**What to do**
Take each line containing "this" and report it exactly as written.

Begin

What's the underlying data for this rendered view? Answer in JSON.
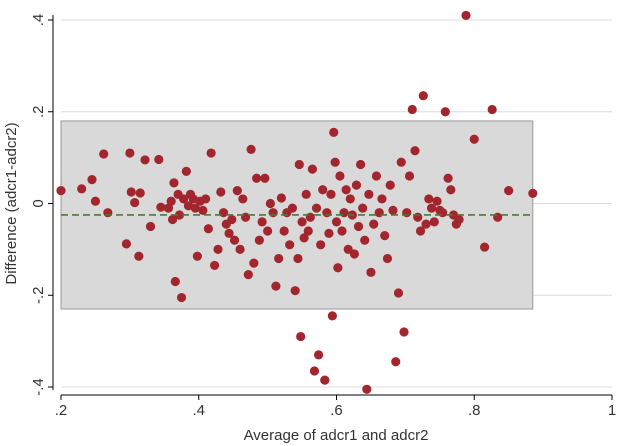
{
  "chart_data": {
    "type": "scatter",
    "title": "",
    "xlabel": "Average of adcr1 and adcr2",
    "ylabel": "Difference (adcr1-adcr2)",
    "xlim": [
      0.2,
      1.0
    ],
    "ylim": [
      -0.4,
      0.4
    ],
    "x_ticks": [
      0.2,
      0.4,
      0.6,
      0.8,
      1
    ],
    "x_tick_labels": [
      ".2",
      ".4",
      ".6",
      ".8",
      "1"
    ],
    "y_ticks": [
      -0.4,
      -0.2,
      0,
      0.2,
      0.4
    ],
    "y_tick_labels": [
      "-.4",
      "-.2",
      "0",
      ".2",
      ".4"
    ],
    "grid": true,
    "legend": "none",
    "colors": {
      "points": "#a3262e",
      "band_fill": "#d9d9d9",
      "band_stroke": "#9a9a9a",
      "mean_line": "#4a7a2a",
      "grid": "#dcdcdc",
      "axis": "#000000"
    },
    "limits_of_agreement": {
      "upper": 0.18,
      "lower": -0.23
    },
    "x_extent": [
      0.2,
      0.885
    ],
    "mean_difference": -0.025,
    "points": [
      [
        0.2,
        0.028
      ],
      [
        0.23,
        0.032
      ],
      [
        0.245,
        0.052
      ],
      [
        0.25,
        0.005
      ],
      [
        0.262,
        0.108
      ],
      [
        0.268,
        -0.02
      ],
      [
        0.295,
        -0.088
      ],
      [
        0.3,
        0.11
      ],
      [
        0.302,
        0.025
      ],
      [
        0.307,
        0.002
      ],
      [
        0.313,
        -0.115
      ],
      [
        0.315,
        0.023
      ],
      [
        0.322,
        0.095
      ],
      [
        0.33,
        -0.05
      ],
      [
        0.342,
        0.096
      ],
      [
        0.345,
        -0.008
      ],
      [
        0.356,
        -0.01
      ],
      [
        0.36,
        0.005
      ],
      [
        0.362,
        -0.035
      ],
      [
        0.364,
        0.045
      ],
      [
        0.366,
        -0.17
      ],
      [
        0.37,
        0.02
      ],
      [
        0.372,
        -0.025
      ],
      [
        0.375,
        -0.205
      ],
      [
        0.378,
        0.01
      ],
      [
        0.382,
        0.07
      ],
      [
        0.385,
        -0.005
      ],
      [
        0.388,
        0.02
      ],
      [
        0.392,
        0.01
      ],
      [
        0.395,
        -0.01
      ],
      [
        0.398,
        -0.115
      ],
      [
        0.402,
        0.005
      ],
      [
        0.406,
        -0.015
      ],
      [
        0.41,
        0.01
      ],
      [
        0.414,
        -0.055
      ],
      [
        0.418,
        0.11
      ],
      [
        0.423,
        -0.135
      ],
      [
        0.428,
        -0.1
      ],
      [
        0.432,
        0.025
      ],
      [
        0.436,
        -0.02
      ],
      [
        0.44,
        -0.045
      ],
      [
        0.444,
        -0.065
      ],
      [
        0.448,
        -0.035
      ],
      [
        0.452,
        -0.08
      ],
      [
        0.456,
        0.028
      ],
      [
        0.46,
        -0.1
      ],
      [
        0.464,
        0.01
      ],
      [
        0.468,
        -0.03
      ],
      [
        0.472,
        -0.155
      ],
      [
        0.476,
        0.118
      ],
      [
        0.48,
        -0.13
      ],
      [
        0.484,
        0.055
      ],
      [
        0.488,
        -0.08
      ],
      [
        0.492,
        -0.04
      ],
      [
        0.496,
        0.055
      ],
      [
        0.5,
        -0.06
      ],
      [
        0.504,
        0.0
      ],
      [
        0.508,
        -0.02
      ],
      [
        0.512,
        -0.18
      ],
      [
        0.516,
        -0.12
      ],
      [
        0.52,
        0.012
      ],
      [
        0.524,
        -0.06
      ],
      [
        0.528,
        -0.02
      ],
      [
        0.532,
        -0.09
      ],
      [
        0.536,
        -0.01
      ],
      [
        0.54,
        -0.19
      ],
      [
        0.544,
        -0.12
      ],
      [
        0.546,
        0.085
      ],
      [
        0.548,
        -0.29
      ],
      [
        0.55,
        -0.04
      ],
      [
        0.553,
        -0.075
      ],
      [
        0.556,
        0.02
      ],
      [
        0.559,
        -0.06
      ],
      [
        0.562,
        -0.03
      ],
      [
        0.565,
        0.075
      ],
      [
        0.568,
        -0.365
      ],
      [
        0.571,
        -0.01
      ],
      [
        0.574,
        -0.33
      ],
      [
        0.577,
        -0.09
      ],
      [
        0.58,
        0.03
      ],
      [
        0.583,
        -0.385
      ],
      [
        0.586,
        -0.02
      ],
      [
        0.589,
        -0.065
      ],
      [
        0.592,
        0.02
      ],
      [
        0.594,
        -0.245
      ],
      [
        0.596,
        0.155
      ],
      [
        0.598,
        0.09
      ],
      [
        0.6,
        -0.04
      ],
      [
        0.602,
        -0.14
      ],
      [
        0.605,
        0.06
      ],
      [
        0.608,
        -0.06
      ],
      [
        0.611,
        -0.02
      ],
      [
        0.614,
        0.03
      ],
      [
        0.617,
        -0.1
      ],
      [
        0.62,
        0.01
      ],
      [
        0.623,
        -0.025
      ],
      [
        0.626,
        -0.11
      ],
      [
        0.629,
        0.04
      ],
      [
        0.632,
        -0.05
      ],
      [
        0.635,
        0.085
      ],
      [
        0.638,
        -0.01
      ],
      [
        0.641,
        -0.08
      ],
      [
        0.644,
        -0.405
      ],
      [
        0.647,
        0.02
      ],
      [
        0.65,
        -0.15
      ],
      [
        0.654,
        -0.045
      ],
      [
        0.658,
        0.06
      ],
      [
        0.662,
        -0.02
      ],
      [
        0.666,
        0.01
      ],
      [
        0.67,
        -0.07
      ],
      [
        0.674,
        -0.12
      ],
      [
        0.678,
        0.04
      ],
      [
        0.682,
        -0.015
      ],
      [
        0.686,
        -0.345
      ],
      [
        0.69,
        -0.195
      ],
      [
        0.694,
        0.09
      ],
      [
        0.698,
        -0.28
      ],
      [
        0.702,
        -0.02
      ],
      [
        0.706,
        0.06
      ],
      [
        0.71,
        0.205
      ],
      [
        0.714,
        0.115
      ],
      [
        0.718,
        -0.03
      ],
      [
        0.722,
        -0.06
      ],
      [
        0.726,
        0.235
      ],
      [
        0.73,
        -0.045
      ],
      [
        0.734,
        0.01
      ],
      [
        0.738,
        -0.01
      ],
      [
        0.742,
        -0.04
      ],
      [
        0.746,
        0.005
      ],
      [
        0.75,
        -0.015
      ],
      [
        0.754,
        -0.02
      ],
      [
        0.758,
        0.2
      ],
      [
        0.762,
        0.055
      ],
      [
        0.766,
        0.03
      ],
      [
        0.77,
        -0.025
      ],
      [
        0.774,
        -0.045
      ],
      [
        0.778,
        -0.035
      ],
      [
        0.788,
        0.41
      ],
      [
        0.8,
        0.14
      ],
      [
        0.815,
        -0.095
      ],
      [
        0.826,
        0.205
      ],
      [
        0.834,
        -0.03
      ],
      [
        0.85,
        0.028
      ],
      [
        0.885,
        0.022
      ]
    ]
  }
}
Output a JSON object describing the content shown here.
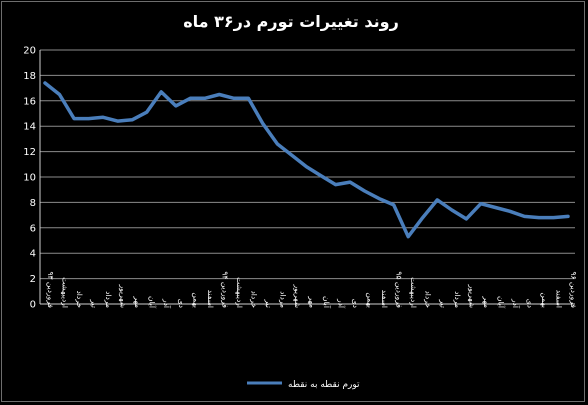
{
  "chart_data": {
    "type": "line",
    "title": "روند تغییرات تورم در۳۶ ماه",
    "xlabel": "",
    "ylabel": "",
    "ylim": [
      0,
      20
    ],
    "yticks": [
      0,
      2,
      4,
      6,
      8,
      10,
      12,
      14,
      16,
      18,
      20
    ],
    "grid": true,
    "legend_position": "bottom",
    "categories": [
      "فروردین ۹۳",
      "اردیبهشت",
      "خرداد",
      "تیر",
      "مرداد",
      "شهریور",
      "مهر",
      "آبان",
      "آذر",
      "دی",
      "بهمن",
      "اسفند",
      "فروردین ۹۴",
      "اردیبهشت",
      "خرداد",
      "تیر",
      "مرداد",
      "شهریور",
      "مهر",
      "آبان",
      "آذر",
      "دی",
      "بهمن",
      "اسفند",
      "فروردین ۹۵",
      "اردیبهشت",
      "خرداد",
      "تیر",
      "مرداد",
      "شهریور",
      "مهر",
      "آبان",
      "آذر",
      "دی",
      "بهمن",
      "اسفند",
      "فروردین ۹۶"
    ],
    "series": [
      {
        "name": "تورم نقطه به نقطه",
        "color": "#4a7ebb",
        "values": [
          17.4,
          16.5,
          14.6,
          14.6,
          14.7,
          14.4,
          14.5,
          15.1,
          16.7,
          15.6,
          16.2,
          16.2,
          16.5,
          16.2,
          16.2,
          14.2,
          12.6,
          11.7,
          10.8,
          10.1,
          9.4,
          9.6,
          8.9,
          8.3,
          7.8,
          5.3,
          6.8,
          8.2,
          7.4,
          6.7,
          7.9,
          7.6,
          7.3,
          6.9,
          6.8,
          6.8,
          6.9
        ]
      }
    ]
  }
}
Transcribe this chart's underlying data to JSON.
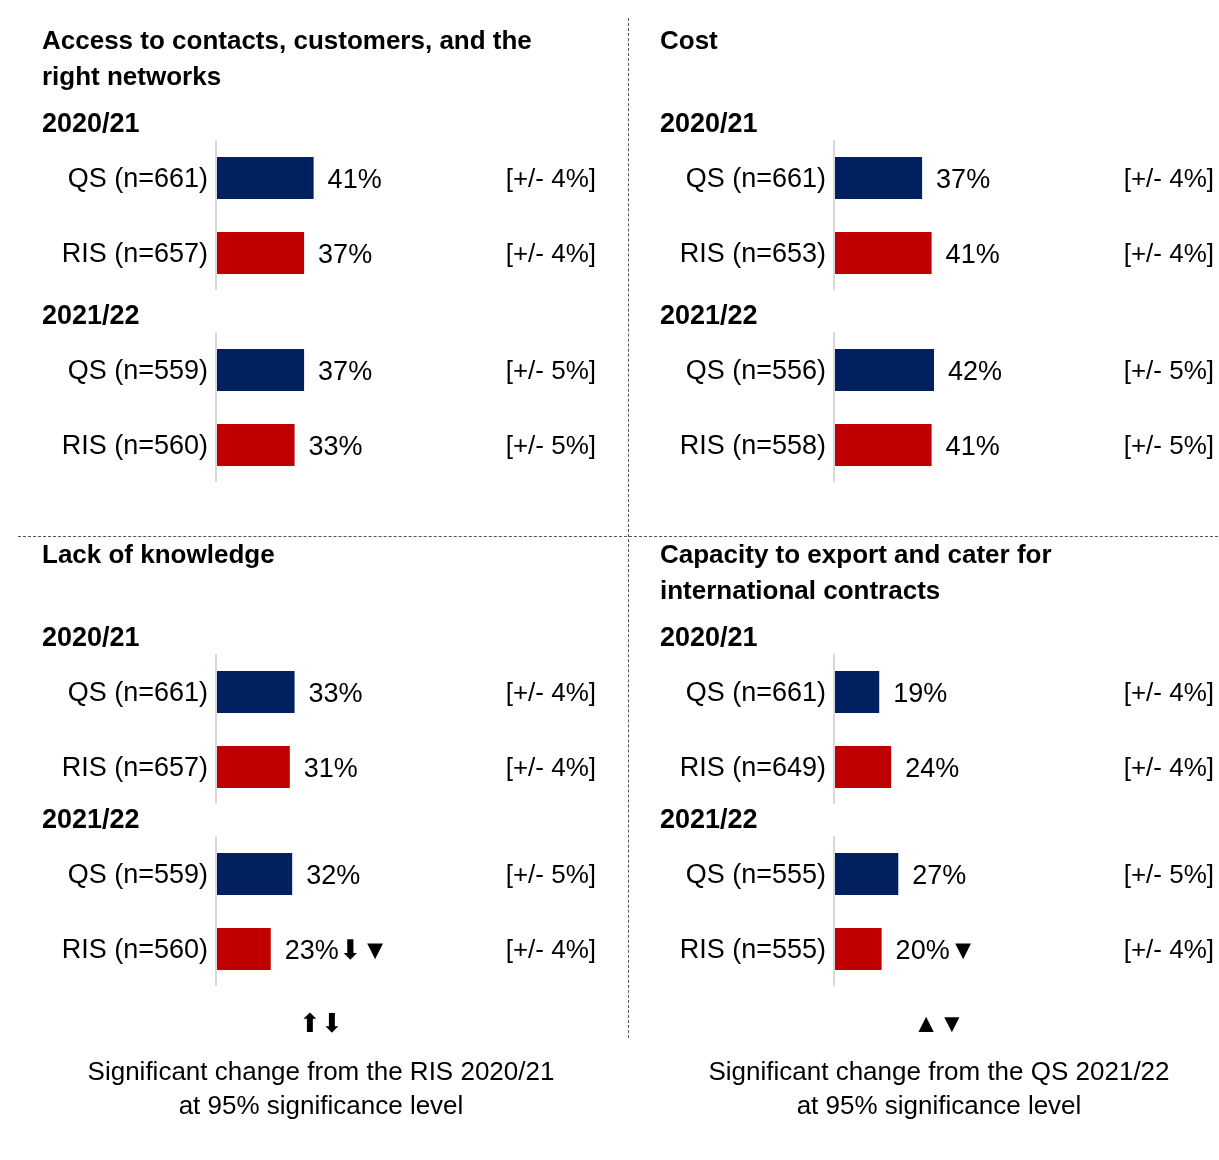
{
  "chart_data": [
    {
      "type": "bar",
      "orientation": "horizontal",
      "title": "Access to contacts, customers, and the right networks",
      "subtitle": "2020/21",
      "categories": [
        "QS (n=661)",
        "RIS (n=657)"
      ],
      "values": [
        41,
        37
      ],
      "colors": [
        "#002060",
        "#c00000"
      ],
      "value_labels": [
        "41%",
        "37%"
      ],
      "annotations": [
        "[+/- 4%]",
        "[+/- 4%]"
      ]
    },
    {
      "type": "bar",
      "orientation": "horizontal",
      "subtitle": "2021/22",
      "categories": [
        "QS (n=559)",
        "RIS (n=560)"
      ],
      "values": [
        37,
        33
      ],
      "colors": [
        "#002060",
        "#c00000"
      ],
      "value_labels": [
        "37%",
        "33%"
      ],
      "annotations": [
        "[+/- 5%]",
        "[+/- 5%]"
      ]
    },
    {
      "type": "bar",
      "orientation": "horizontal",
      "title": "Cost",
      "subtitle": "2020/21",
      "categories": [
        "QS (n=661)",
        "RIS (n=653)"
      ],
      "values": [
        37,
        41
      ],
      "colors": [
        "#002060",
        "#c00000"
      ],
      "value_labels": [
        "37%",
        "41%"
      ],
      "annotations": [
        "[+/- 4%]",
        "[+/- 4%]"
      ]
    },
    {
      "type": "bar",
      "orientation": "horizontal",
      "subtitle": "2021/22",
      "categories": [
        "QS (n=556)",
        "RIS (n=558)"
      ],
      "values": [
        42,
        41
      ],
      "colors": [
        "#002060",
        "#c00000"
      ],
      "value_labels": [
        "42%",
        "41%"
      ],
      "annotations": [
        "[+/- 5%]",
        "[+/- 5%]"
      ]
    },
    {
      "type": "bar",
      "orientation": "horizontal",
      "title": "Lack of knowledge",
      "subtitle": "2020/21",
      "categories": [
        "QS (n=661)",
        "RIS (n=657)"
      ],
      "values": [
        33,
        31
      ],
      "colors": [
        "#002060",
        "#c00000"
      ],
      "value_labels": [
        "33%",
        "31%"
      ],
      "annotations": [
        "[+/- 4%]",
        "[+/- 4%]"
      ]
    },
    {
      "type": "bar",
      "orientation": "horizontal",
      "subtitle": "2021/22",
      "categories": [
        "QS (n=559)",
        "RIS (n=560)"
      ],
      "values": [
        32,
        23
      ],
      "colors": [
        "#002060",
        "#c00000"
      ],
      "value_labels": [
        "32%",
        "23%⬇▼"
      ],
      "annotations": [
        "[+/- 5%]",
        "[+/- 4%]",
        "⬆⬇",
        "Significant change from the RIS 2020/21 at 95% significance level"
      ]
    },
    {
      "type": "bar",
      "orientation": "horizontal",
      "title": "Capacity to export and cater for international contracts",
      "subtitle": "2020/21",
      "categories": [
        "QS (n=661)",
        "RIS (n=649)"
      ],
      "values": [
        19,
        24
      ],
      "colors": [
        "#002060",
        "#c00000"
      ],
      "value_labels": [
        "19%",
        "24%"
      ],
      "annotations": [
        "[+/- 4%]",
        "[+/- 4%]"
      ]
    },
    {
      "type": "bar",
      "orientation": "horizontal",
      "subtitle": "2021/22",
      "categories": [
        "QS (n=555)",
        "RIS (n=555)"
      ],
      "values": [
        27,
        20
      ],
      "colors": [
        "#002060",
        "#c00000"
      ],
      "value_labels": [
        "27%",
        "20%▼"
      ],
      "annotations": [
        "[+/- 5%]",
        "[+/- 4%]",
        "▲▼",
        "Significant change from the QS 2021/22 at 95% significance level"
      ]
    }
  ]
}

End

**Output of the task**
What's the underlying data for this rendered view? Answer in JSON.
Transcribe this chart's underlying data to JSON.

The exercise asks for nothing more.